- THE PROBLEM
What follows is a block of records; restate each one word for word.

[Records]
- - -
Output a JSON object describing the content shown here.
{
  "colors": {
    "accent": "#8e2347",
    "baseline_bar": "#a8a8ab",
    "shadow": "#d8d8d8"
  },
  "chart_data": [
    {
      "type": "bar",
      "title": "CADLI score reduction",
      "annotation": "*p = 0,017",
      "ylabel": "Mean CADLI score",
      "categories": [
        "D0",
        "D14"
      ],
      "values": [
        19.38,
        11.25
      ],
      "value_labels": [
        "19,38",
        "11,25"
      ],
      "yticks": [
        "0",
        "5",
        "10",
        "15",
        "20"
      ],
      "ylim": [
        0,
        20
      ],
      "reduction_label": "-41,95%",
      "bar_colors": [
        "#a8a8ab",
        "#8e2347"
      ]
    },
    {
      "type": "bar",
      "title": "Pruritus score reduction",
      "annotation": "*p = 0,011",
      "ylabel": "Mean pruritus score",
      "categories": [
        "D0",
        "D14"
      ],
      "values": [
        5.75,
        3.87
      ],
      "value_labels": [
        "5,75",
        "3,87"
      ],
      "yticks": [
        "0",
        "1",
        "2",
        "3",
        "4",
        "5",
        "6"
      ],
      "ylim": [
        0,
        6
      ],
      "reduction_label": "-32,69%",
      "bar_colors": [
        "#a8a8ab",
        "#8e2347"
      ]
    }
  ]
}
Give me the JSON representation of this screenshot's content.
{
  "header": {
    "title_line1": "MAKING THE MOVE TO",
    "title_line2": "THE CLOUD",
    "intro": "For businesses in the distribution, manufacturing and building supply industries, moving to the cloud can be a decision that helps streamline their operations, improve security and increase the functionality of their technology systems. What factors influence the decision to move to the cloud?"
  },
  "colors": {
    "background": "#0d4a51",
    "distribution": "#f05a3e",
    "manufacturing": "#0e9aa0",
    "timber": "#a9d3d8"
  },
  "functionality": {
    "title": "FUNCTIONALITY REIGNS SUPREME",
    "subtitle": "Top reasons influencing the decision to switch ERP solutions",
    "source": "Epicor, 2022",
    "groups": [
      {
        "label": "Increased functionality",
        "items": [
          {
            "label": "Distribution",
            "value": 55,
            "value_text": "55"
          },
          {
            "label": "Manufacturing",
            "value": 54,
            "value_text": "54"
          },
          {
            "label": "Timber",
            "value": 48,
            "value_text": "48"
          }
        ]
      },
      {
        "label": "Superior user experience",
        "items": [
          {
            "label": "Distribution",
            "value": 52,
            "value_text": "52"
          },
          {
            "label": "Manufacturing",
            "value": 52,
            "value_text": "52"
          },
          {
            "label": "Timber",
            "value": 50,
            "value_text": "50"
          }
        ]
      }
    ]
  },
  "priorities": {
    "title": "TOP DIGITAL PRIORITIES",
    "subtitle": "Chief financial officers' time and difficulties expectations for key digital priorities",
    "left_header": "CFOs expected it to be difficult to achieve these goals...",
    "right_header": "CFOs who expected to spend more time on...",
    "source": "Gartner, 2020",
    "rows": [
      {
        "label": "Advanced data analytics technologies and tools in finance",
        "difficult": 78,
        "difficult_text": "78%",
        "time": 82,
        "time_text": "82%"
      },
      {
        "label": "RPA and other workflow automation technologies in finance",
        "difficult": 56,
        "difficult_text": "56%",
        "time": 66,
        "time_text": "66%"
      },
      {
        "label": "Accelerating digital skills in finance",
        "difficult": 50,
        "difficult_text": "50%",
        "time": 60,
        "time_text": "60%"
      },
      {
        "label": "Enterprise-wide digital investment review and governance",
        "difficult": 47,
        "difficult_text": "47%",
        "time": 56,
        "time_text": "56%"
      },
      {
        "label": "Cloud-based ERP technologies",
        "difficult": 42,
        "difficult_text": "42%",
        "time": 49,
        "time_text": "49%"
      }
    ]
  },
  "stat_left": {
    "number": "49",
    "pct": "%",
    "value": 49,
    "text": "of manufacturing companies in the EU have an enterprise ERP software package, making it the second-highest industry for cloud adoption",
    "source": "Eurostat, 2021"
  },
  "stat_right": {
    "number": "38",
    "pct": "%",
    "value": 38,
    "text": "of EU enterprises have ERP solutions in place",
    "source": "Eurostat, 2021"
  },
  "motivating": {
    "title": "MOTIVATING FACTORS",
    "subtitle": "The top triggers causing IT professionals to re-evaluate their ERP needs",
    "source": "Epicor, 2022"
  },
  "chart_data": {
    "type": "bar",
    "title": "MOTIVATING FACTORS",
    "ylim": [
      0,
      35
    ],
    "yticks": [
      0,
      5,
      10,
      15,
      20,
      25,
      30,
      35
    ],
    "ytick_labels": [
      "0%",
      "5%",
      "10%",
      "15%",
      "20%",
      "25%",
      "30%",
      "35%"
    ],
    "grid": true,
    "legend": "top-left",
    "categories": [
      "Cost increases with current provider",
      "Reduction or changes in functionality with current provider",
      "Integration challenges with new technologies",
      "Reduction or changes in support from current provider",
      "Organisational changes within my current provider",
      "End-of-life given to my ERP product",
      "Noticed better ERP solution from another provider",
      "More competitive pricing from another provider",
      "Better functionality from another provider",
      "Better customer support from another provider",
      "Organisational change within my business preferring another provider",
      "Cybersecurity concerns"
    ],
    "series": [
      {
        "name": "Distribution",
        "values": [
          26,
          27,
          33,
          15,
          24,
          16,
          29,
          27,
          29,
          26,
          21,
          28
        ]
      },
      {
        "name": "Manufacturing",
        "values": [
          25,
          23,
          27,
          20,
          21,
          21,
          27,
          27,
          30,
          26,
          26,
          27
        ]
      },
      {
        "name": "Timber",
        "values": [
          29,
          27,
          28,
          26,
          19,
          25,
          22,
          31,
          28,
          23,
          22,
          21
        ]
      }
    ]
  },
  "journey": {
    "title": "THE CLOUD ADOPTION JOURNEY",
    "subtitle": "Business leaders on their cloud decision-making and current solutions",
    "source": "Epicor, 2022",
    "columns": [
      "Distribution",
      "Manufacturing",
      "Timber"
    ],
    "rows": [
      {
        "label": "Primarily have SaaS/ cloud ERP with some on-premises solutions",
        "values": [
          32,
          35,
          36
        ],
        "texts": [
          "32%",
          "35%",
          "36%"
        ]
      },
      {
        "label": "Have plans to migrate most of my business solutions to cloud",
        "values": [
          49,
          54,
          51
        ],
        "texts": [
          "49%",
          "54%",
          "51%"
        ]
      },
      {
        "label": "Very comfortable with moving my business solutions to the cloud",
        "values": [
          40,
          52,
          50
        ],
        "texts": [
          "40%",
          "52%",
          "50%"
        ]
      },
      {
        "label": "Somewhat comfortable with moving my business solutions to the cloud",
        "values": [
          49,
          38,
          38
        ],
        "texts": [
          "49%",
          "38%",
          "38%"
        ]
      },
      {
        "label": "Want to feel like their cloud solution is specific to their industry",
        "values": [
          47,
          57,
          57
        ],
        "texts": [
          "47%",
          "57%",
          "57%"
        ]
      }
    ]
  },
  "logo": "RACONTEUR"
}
- - -
- FULL SOLUTION
Output a JSON object describing the content shown here.
{
  "colors": {
    "accent": "#8e2347",
    "baseline_bar": "#a8a8ab",
    "shadow": "#d8d8d8"
  },
  "chart_data": [
    {
      "type": "bar",
      "title": "CADLI score reduction",
      "annotation": "*p = 0,017",
      "ylabel": "Mean CADLI score",
      "categories": [
        "D0",
        "D14"
      ],
      "values": [
        19.38,
        11.25
      ],
      "value_labels": [
        "19,38",
        "11,25"
      ],
      "yticks": [
        "0",
        "5",
        "10",
        "15",
        "20"
      ],
      "ylim": [
        0,
        20
      ],
      "reduction_label": "-41,95%",
      "bar_colors": [
        "#a8a8ab",
        "#8e2347"
      ]
    },
    {
      "type": "bar",
      "title": "Pruritus score reduction",
      "annotation": "*p = 0,011",
      "ylabel": "Mean pruritus score",
      "categories": [
        "D0",
        "D14"
      ],
      "values": [
        5.75,
        3.87
      ],
      "value_labels": [
        "5,75",
        "3,87"
      ],
      "yticks": [
        "0",
        "1",
        "2",
        "3",
        "4",
        "5",
        "6"
      ],
      "ylim": [
        0,
        6
      ],
      "reduction_label": "-32,69%",
      "bar_colors": [
        "#a8a8ab",
        "#8e2347"
      ]
    }
  ]
}
Give me the JSON representation of this screenshot's content.
{
  "header": {
    "title_line1": "MAKING THE MOVE TO",
    "title_line2": "THE CLOUD",
    "intro": "For businesses in the distribution, manufacturing and building supply industries, moving to the cloud can be a decision that helps streamline their operations, improve security and increase the functionality of their technology systems. What factors influence the decision to move to the cloud?"
  },
  "colors": {
    "background": "#0d4a51",
    "distribution": "#f05a3e",
    "manufacturing": "#0e9aa0",
    "timber": "#a9d3d8"
  },
  "functionality": {
    "title": "FUNCTIONALITY REIGNS SUPREME",
    "subtitle": "Top reasons influencing the decision to switch ERP solutions",
    "source": "Epicor, 2022",
    "groups": [
      {
        "label": "Increased functionality",
        "items": [
          {
            "label": "Distribution",
            "value": 55,
            "value_text": "55"
          },
          {
            "label": "Manufacturing",
            "value": 54,
            "value_text": "54"
          },
          {
            "label": "Timber",
            "value": 48,
            "value_text": "48"
          }
        ]
      },
      {
        "label": "Superior user experience",
        "items": [
          {
            "label": "Distribution",
            "value": 52,
            "value_text": "52"
          },
          {
            "label": "Manufacturing",
            "value": 52,
            "value_text": "52"
          },
          {
            "label": "Timber",
            "value": 50,
            "value_text": "50"
          }
        ]
      }
    ]
  },
  "priorities": {
    "title": "TOP DIGITAL PRIORITIES",
    "subtitle": "Chief financial officers' time and difficulties expectations for key digital priorities",
    "left_header": "CFOs expected it to be difficult to achieve these goals...",
    "right_header": "CFOs who expected to spend more time on...",
    "source": "Gartner, 2020",
    "rows": [
      {
        "label": "Advanced data analytics technologies and tools in finance",
        "difficult": 78,
        "difficult_text": "78%",
        "time": 82,
        "time_text": "82%"
      },
      {
        "label": "RPA and other workflow automation technologies in finance",
        "difficult": 56,
        "difficult_text": "56%",
        "time": 66,
        "time_text": "66%"
      },
      {
        "label": "Accelerating digital skills in finance",
        "difficult": 50,
        "difficult_text": "50%",
        "time": 60,
        "time_text": "60%"
      },
      {
        "label": "Enterprise-wide digital investment review and governance",
        "difficult": 47,
        "difficult_text": "47%",
        "time": 56,
        "time_text": "56%"
      },
      {
        "label": "Cloud-based ERP technologies",
        "difficult": 42,
        "difficult_text": "42%",
        "time": 49,
        "time_text": "49%"
      }
    ]
  },
  "stat_left": {
    "number": "49",
    "pct": "%",
    "value": 49,
    "text": "of manufacturing companies in the EU have an enterprise ERP software package, making it the second-highest industry for cloud adoption",
    "source": "Eurostat, 2021"
  },
  "stat_right": {
    "number": "38",
    "pct": "%",
    "value": 38,
    "text": "of EU enterprises have ERP solutions in place",
    "source": "Eurostat, 2021"
  },
  "motivating": {
    "title": "MOTIVATING FACTORS",
    "subtitle": "The top triggers causing IT professionals to re-evaluate their ERP needs",
    "source": "Epicor, 2022"
  },
  "chart_data": {
    "type": "bar",
    "title": "MOTIVATING FACTORS",
    "ylim": [
      0,
      35
    ],
    "yticks": [
      0,
      5,
      10,
      15,
      20,
      25,
      30,
      35
    ],
    "ytick_labels": [
      "0%",
      "5%",
      "10%",
      "15%",
      "20%",
      "25%",
      "30%",
      "35%"
    ],
    "grid": true,
    "legend": "top-left",
    "categories": [
      "Cost increases with current provider",
      "Reduction or changes in functionality with current provider",
      "Integration challenges with new technologies",
      "Reduction or changes in support from current provider",
      "Organisational changes within my current provider",
      "End-of-life given to my ERP product",
      "Noticed better ERP solution from another provider",
      "More competitive pricing from another provider",
      "Better functionality from another provider",
      "Better customer support from another provider",
      "Organisational change within my business preferring another provider",
      "Cybersecurity concerns"
    ],
    "series": [
      {
        "name": "Distribution",
        "values": [
          26,
          27,
          33,
          15,
          24,
          16,
          29,
          27,
          29,
          26,
          21,
          28
        ]
      },
      {
        "name": "Manufacturing",
        "values": [
          25,
          23,
          27,
          20,
          21,
          21,
          27,
          27,
          30,
          26,
          26,
          27
        ]
      },
      {
        "name": "Timber",
        "values": [
          29,
          27,
          28,
          26,
          19,
          25,
          22,
          31,
          28,
          23,
          22,
          21
        ]
      }
    ]
  },
  "journey": {
    "title": "THE CLOUD ADOPTION JOURNEY",
    "subtitle": "Business leaders on their cloud decision-making and current solutions",
    "source": "Epicor, 2022",
    "columns": [
      "Distribution",
      "Manufacturing",
      "Timber"
    ],
    "rows": [
      {
        "label": "Primarily have SaaS/ cloud ERP with some on-premises solutions",
        "values": [
          32,
          35,
          36
        ],
        "texts": [
          "32%",
          "35%",
          "36%"
        ]
      },
      {
        "label": "Have plans to migrate most of my business solutions to cloud",
        "values": [
          49,
          54,
          51
        ],
        "texts": [
          "49%",
          "54%",
          "51%"
        ]
      },
      {
        "label": "Very comfortable with moving my business solutions to the cloud",
        "values": [
          40,
          52,
          50
        ],
        "texts": [
          "40%",
          "52%",
          "50%"
        ]
      },
      {
        "label": "Somewhat comfortable with moving my business solutions to the cloud",
        "values": [
          49,
          38,
          38
        ],
        "texts": [
          "49%",
          "38%",
          "38%"
        ]
      },
      {
        "label": "Want to feel like their cloud solution is specific to their industry",
        "values": [
          47,
          57,
          57
        ],
        "texts": [
          "47%",
          "57%",
          "57%"
        ]
      }
    ]
  },
  "logo": "RACONTEUR"
}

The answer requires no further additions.